═════ SUPPLIED MATERIAL

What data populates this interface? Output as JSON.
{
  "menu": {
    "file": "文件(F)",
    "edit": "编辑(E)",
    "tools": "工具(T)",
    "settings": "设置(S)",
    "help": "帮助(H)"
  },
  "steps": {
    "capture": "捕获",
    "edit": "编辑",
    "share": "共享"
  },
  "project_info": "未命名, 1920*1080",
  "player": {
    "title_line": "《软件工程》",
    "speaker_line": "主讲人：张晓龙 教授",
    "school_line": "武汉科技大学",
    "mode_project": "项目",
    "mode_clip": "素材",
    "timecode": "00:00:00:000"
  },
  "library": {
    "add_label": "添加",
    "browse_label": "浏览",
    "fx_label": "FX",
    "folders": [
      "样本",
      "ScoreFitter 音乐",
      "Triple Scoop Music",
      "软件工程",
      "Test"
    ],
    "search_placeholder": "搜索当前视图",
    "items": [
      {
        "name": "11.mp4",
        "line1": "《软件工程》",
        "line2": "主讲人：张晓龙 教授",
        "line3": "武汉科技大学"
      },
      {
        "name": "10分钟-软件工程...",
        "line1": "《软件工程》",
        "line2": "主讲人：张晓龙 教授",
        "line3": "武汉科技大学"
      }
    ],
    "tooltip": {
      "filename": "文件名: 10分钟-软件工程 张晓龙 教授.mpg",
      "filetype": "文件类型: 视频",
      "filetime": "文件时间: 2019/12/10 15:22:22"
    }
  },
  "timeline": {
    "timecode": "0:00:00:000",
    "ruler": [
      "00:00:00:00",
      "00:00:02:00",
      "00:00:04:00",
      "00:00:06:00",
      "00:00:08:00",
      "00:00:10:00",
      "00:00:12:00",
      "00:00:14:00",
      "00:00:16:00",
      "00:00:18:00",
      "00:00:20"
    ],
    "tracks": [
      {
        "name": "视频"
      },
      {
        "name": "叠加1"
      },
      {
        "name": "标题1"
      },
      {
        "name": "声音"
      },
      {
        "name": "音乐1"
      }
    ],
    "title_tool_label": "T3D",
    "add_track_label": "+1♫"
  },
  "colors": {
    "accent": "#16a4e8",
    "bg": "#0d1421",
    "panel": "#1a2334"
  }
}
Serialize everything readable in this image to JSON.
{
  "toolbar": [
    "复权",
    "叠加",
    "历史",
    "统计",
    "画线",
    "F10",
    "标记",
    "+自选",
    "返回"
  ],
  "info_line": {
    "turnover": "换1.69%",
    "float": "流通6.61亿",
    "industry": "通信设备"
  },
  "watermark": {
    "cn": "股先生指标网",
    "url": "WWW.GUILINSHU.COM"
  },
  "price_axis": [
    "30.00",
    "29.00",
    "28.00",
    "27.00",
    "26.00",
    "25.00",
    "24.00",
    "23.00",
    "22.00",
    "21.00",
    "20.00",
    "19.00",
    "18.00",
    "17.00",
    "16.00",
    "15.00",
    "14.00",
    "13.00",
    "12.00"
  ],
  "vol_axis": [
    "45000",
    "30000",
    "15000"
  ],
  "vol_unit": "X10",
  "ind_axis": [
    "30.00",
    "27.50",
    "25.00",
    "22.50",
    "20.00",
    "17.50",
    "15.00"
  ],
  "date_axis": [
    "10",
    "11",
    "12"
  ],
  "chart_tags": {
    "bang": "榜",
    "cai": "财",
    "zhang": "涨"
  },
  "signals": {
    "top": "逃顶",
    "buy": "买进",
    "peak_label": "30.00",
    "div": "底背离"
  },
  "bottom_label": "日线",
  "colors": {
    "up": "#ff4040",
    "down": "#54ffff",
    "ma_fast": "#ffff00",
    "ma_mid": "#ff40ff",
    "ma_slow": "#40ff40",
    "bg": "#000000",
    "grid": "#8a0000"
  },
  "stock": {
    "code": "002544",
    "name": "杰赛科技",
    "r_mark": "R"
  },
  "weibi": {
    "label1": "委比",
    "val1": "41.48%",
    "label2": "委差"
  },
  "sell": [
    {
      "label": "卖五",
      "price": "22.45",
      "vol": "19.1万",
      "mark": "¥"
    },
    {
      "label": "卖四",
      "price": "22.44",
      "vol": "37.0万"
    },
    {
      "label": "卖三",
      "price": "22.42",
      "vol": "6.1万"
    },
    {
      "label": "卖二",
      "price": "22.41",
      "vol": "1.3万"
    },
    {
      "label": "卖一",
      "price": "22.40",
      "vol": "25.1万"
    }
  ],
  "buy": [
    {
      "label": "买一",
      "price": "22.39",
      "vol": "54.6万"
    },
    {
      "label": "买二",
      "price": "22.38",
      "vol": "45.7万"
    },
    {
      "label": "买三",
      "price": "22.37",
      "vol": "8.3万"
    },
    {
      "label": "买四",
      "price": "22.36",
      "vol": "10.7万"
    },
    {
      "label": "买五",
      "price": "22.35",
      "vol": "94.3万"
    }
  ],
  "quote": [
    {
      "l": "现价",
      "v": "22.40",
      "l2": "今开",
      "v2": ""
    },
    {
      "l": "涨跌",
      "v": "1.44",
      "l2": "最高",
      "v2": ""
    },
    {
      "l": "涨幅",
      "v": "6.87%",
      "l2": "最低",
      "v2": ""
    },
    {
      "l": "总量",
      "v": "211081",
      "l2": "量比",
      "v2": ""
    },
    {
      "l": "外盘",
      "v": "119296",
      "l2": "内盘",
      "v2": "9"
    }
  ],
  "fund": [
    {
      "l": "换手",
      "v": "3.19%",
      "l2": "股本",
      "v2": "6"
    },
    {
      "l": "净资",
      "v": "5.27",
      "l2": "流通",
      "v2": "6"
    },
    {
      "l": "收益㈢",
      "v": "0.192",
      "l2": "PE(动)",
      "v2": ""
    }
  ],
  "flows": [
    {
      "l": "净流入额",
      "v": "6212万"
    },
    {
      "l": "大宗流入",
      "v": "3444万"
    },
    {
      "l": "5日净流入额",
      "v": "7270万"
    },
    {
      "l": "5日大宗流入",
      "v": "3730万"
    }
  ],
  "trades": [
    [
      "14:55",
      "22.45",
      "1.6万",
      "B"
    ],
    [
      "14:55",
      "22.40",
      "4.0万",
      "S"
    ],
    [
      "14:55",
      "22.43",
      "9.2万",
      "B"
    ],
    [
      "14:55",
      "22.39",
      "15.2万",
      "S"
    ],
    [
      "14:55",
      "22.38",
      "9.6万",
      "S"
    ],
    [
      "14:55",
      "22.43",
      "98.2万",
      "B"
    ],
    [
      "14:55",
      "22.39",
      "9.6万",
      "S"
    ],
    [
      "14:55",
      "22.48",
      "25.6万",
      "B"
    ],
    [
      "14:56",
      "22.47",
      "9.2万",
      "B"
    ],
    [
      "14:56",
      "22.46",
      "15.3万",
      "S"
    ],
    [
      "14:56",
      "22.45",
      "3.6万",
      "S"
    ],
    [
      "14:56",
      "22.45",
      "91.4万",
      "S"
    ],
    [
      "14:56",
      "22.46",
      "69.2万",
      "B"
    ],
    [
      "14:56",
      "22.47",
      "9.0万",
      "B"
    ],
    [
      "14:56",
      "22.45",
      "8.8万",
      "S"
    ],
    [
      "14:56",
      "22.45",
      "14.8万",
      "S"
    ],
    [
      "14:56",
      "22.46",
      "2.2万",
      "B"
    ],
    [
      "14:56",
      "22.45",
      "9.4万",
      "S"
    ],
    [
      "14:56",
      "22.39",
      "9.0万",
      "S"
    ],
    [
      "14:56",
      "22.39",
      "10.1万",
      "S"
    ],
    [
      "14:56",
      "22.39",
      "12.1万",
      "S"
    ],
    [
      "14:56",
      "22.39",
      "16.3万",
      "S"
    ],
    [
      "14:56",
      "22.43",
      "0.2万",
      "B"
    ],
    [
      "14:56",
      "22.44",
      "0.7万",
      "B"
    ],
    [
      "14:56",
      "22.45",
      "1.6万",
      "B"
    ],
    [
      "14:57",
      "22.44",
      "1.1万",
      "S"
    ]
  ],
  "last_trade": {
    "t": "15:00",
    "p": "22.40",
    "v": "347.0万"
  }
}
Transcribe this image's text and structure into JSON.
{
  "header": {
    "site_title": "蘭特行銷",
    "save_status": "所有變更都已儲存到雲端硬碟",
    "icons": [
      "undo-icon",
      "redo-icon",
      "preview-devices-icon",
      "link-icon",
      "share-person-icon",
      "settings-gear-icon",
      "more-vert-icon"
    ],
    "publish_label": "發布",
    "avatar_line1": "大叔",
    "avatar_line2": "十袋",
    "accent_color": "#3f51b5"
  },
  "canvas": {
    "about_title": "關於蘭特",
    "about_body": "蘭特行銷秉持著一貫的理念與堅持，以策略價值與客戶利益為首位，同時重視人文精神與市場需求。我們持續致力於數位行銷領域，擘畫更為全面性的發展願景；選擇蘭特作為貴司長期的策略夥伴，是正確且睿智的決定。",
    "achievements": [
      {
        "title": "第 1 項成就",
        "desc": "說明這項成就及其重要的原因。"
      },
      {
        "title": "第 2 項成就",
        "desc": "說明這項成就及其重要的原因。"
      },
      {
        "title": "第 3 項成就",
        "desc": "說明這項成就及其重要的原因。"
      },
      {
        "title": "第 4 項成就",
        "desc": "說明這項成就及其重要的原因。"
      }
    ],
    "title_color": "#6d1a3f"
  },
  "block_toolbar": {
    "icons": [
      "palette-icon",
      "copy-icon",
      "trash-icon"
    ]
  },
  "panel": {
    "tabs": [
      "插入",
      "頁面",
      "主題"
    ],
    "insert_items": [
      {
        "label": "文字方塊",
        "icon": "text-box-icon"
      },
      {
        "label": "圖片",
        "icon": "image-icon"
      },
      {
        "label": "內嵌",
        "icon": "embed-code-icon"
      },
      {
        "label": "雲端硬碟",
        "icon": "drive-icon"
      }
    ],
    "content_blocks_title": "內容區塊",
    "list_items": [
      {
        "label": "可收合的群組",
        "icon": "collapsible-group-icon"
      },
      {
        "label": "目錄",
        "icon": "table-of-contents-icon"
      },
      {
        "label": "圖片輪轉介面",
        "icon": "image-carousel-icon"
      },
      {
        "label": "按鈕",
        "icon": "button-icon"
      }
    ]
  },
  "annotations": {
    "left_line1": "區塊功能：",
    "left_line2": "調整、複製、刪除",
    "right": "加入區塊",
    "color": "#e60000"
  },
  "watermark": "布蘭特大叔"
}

══════════

» **WHAT IS REQUIRED**
Show each line in the entries that holds the string "this".

» **RESPONSE BELOW**
What data populates this interface? Output as JSON.
Serialize everything readable in this image to JSON.
Transcribe this image's text and structure into JSON.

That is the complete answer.